[SHORT TASK]
Give a count of the lines below that have the string "Open" in them, with no other words.

---------- INPUT RECORDS ----------

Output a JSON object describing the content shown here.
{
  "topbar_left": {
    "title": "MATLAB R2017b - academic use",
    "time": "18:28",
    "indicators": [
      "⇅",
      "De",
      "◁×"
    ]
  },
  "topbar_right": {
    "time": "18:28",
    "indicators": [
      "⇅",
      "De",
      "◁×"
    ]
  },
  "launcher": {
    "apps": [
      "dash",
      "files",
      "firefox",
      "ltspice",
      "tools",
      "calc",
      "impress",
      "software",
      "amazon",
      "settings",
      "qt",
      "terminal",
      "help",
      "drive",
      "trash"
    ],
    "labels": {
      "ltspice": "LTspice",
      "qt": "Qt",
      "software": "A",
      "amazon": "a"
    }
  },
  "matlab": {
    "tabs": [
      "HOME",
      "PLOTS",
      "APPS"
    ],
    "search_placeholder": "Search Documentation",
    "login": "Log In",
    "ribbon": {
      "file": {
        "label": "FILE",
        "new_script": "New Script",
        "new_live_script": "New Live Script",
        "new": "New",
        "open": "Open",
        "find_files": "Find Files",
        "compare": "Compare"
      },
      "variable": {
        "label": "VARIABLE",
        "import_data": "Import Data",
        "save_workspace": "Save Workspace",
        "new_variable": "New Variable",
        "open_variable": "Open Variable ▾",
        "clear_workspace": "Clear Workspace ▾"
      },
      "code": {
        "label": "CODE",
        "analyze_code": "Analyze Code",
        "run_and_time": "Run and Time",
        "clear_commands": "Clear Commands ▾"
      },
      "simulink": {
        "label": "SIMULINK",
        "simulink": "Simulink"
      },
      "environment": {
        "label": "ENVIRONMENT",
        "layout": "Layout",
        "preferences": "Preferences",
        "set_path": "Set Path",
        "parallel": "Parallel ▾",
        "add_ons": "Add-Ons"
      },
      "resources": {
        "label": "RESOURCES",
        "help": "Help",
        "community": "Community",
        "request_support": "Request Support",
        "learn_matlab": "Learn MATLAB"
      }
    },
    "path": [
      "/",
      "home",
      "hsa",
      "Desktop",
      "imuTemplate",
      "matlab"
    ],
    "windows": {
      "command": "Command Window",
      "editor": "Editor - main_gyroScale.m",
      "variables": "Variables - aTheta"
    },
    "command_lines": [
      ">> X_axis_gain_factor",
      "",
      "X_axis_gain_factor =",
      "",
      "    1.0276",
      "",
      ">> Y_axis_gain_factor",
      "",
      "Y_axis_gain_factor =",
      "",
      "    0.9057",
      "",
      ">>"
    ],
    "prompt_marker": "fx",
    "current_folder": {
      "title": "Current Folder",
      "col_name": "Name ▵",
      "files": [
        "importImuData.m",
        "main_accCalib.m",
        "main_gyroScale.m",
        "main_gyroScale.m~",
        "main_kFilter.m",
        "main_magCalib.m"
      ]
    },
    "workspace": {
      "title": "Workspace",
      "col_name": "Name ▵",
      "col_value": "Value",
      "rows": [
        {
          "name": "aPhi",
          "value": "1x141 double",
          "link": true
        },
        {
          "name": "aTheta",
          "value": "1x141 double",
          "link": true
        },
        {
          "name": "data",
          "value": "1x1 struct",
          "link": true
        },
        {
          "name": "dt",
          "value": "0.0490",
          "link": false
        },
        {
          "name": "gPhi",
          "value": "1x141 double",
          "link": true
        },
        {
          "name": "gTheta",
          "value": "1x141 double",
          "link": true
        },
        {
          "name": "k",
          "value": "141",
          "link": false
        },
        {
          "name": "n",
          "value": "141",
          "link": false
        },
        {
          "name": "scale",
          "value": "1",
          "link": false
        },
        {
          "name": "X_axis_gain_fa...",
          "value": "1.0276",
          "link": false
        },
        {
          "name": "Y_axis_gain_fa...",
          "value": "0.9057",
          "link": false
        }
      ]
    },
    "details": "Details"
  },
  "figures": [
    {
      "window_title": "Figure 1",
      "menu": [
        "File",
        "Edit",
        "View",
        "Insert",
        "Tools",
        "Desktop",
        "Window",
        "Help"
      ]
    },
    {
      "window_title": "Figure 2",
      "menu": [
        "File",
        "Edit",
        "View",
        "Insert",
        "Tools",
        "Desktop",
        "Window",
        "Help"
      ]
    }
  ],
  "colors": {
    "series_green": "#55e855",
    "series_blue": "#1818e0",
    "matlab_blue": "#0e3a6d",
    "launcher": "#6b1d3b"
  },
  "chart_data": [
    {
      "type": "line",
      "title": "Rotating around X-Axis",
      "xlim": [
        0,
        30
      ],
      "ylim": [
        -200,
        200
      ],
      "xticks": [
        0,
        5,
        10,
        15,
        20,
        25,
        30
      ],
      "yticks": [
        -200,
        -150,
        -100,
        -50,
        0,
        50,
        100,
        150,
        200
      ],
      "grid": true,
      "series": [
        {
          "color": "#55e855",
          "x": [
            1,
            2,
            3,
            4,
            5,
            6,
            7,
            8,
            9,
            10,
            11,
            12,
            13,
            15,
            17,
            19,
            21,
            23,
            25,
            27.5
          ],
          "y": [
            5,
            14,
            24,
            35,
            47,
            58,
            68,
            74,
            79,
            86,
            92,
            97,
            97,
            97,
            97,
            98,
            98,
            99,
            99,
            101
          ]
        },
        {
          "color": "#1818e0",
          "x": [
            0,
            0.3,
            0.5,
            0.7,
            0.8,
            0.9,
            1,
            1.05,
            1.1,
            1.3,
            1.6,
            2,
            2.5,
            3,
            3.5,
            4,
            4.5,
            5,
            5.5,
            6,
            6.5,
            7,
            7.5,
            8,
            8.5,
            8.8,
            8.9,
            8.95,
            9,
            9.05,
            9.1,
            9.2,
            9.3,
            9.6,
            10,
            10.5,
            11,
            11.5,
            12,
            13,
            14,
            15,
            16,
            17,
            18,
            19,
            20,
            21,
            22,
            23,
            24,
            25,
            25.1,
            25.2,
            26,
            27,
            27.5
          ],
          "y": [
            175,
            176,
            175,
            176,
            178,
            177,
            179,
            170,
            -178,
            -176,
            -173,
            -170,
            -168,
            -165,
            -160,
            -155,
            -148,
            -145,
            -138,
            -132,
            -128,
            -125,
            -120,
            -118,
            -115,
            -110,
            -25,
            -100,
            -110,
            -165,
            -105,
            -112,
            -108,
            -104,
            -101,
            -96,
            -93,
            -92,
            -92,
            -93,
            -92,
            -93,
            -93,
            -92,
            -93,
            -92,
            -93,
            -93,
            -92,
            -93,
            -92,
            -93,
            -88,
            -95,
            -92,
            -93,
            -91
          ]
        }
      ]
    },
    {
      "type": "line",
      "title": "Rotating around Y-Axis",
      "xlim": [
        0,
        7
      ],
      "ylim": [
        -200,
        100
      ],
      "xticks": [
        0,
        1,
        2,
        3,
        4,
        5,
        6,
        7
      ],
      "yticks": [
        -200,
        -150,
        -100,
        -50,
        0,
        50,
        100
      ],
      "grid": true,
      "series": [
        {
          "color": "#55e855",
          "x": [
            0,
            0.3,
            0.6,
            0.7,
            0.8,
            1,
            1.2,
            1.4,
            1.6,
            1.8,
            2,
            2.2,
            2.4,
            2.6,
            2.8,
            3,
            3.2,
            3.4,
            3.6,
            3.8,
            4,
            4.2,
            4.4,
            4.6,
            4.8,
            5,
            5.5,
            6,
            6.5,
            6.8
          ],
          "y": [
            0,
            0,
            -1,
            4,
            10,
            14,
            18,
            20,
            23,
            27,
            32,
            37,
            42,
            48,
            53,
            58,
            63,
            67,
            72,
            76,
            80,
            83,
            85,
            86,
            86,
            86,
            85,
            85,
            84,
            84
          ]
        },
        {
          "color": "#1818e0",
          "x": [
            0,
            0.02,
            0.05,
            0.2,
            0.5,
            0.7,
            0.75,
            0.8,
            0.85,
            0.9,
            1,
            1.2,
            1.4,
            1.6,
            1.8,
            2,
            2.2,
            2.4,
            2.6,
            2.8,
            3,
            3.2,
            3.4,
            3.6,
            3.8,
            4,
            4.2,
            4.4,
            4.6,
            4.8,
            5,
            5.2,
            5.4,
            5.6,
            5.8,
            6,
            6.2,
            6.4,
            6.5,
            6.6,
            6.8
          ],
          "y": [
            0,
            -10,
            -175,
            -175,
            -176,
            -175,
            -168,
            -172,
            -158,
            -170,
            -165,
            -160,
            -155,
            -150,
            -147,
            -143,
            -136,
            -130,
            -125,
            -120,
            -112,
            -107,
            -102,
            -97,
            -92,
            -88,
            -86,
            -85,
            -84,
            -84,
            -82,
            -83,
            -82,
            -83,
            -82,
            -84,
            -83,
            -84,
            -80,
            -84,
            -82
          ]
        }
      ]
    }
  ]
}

----------

[TASK RESPONSE]
2